#### [Problem details]
Gather each line containing the string "name" from these entries.

#### [Supplied material]
╔══

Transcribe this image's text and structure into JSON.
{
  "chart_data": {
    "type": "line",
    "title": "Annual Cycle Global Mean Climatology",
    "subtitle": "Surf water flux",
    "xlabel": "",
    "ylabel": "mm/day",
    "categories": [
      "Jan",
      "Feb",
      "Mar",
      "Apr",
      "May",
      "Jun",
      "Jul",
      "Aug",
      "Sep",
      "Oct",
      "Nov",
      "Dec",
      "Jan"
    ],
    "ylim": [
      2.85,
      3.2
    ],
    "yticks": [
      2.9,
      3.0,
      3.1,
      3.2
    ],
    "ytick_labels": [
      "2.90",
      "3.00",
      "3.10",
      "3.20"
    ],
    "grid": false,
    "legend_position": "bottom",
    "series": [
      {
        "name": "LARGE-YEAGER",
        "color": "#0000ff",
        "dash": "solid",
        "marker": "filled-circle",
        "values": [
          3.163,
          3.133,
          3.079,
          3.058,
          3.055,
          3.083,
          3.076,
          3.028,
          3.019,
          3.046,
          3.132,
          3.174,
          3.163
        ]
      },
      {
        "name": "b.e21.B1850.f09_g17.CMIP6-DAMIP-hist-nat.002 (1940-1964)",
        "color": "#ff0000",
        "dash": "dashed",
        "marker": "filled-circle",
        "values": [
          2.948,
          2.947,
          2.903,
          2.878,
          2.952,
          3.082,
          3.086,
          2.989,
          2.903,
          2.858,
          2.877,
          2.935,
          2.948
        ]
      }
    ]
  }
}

╚══

#### [Response to this task]
        "name": "LARGE-YEAGER",
        "name": "b.e21.B1850.f09_g17.CMIP6-DAMIP-hist-nat.002 (1940-1964)",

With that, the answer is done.